■ **Challenge**
Filter the records below and copy every line containing the word "image".

■ **Data provided**
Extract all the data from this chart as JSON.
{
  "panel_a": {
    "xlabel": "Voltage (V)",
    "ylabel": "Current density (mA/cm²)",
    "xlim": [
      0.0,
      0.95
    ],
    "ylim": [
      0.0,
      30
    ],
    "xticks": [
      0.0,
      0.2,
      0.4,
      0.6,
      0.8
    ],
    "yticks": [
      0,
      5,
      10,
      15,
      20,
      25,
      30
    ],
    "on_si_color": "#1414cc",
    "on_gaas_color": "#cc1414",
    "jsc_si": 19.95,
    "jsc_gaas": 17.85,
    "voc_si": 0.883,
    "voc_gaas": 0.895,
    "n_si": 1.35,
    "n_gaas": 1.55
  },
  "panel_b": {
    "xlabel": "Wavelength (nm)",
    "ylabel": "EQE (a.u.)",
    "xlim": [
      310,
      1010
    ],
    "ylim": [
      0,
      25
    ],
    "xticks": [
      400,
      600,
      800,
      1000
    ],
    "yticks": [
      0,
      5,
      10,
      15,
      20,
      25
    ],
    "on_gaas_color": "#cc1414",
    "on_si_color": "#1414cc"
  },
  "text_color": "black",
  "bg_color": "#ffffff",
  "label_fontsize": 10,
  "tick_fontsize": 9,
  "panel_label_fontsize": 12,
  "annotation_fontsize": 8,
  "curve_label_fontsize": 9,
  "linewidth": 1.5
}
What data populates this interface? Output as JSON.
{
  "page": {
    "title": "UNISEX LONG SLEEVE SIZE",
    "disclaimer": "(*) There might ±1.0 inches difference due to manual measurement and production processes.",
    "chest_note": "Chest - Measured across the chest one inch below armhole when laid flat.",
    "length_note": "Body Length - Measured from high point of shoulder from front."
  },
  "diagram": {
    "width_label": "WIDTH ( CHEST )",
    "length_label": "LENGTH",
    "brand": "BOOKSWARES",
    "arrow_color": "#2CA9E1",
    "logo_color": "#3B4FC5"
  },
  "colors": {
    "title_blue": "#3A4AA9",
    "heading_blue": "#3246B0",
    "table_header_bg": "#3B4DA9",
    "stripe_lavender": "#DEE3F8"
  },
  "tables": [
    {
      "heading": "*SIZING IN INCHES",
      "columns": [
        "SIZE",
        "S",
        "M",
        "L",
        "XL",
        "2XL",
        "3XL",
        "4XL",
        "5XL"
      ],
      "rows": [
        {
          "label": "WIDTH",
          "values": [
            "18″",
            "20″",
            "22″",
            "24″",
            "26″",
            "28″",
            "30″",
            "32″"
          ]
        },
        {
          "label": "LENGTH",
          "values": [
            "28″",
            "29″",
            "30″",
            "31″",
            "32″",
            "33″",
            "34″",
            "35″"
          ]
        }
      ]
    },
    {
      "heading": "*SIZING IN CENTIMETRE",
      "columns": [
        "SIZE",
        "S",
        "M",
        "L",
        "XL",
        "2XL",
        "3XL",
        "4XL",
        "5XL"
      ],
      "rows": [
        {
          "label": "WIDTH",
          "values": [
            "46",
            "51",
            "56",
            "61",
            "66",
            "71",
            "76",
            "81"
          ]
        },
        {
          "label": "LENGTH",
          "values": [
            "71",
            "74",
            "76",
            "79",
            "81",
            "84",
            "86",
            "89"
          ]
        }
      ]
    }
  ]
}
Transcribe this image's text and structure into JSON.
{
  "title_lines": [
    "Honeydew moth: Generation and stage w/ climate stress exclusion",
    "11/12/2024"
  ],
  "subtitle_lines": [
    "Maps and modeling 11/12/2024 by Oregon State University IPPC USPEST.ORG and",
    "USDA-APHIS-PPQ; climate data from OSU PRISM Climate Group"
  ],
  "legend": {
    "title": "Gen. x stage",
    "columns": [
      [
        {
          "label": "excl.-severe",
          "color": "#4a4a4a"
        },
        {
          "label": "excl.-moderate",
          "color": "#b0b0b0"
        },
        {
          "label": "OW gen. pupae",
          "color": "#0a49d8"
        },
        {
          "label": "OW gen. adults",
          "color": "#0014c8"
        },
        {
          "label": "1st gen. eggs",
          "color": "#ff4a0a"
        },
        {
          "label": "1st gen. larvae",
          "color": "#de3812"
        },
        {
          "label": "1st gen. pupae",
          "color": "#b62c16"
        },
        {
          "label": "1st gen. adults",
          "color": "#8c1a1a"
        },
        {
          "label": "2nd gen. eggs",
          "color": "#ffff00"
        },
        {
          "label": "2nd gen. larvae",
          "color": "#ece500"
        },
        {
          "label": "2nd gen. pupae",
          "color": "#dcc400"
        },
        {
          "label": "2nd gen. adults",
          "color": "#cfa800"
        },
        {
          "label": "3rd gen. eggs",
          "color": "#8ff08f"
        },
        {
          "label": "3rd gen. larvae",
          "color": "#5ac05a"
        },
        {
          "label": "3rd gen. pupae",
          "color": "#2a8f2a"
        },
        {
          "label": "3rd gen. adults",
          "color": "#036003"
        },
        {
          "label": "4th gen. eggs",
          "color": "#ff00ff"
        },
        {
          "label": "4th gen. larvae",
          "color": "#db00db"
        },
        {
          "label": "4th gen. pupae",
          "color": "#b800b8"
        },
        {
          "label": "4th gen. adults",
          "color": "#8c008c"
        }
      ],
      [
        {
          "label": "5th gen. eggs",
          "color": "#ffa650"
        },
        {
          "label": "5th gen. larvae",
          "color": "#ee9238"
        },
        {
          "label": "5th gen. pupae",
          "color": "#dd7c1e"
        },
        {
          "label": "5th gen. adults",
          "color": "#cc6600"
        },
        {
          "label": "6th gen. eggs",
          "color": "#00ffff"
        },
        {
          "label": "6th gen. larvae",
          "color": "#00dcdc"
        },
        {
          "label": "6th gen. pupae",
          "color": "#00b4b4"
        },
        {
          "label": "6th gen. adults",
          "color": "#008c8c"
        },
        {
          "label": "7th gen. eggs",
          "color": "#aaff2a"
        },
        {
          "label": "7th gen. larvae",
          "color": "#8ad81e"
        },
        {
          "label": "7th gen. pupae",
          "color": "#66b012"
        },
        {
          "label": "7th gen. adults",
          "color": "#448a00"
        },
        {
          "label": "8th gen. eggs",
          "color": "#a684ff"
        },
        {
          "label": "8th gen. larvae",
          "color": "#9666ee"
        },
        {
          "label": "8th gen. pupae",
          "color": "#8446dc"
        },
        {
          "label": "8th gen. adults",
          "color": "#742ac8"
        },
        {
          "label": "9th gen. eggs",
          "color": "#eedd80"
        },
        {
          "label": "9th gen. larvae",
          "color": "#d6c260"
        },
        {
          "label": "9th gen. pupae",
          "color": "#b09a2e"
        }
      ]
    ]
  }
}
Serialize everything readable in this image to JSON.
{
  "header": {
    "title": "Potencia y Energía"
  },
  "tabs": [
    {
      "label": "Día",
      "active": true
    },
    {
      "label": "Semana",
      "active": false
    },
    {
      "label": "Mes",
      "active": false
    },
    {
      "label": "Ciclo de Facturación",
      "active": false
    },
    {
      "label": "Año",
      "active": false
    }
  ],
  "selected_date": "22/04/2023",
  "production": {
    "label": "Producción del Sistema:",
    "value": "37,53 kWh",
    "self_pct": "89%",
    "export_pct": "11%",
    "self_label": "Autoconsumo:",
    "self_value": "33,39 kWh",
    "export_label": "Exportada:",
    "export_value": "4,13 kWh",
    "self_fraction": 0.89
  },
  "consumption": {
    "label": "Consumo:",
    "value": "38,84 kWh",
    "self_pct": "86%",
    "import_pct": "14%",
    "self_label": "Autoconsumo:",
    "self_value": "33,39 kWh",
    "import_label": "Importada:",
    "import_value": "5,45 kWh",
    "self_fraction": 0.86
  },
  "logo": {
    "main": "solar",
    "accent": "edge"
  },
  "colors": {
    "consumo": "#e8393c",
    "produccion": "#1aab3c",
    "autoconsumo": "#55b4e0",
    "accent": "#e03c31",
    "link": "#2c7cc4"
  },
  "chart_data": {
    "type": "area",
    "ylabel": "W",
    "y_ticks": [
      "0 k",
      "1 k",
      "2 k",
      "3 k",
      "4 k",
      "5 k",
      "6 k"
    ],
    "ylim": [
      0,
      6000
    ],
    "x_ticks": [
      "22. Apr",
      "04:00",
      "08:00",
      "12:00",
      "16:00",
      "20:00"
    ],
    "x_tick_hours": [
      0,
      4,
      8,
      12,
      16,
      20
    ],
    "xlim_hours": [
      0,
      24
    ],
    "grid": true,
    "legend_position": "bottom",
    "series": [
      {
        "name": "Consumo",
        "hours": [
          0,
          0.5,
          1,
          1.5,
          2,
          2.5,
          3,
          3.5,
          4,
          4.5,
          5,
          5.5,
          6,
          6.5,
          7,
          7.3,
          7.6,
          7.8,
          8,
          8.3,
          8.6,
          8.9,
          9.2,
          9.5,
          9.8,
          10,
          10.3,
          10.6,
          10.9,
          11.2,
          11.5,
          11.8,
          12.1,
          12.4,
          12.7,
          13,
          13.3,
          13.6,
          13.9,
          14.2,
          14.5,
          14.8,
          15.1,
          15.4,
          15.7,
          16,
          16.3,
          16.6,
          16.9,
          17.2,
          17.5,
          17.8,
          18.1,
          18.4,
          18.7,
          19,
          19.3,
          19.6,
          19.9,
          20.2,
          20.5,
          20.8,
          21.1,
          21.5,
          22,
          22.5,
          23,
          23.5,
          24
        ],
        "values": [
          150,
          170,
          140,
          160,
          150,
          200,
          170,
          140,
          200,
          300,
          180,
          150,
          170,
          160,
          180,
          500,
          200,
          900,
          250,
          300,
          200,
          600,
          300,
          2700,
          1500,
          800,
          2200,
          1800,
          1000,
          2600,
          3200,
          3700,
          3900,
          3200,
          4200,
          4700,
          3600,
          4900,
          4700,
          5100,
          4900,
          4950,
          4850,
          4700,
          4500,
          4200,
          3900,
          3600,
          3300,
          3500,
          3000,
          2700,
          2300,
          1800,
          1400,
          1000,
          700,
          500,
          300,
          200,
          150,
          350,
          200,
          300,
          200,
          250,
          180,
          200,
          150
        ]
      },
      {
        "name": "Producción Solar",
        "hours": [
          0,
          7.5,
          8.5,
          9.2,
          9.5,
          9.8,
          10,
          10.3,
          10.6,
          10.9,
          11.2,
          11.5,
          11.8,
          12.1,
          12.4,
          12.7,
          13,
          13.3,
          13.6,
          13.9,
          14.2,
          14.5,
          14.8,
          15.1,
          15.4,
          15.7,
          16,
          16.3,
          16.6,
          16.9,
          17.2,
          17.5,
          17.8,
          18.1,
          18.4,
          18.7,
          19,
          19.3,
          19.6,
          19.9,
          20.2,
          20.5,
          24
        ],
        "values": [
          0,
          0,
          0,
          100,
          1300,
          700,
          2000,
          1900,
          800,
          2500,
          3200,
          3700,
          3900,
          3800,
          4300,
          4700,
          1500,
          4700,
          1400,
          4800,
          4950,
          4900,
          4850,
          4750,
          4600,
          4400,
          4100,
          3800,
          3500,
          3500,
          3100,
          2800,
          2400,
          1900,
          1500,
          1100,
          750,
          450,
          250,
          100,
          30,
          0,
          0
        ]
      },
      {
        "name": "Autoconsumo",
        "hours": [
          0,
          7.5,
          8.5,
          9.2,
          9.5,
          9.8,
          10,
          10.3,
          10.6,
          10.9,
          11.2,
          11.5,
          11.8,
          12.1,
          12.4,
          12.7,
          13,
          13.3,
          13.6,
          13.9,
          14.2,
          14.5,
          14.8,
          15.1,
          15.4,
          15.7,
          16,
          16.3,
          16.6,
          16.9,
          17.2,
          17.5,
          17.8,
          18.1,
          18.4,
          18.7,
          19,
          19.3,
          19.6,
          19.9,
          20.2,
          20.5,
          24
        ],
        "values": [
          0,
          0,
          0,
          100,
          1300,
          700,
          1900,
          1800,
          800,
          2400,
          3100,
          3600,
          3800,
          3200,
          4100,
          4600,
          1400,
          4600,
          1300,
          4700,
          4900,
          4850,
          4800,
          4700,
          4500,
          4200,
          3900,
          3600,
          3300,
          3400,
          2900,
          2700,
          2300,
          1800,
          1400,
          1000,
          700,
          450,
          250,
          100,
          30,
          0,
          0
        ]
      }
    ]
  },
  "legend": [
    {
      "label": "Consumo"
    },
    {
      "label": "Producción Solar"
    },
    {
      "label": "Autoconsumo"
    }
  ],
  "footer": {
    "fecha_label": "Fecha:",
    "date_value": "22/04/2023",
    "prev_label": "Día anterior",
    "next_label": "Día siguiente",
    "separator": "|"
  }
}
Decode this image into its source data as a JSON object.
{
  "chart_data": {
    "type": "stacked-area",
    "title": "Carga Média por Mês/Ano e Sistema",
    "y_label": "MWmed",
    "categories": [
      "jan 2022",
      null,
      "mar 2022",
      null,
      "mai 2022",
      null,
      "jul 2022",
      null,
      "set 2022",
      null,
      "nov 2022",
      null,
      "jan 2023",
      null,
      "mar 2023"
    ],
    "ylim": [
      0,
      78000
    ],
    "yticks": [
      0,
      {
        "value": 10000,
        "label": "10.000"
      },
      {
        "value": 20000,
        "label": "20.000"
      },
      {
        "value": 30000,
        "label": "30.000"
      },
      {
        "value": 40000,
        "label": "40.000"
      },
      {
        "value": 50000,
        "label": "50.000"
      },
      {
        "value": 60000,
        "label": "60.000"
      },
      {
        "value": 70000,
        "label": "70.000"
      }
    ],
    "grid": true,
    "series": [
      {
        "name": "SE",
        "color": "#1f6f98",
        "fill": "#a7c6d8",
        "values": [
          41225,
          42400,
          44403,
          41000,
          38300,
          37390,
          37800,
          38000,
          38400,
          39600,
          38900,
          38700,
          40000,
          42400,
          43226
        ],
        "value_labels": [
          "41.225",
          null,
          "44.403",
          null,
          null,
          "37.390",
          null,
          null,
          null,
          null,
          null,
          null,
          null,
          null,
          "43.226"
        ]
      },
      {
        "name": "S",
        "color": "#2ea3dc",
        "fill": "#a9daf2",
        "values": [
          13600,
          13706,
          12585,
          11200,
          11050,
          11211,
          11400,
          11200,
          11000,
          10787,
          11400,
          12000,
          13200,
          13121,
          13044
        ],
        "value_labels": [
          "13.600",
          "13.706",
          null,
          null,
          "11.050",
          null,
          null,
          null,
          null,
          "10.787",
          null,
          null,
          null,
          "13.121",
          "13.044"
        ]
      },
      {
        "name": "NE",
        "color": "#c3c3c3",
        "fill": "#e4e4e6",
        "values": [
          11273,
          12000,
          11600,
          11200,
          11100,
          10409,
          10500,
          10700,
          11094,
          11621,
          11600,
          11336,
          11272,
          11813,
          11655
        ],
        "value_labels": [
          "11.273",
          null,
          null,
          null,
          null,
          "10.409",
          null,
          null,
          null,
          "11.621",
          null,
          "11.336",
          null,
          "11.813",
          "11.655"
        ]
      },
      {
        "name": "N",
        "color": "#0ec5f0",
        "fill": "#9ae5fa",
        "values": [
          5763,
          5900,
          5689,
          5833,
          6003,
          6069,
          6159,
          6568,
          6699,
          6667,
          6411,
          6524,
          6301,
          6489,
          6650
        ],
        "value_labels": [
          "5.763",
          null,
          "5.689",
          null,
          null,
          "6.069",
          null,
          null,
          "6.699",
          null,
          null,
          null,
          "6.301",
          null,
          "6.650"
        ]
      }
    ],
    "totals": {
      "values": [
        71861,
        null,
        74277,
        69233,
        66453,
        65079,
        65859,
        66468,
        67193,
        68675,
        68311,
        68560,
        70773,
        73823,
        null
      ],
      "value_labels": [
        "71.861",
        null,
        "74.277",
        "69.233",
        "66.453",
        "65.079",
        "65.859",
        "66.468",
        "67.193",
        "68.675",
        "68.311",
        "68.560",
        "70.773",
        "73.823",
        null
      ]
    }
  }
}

■ **Expected answer**
Transcribe this image's text and structure into JSON.
Serialize everything readable in this image to JSON.
Decode this image into its source data as a JSON object.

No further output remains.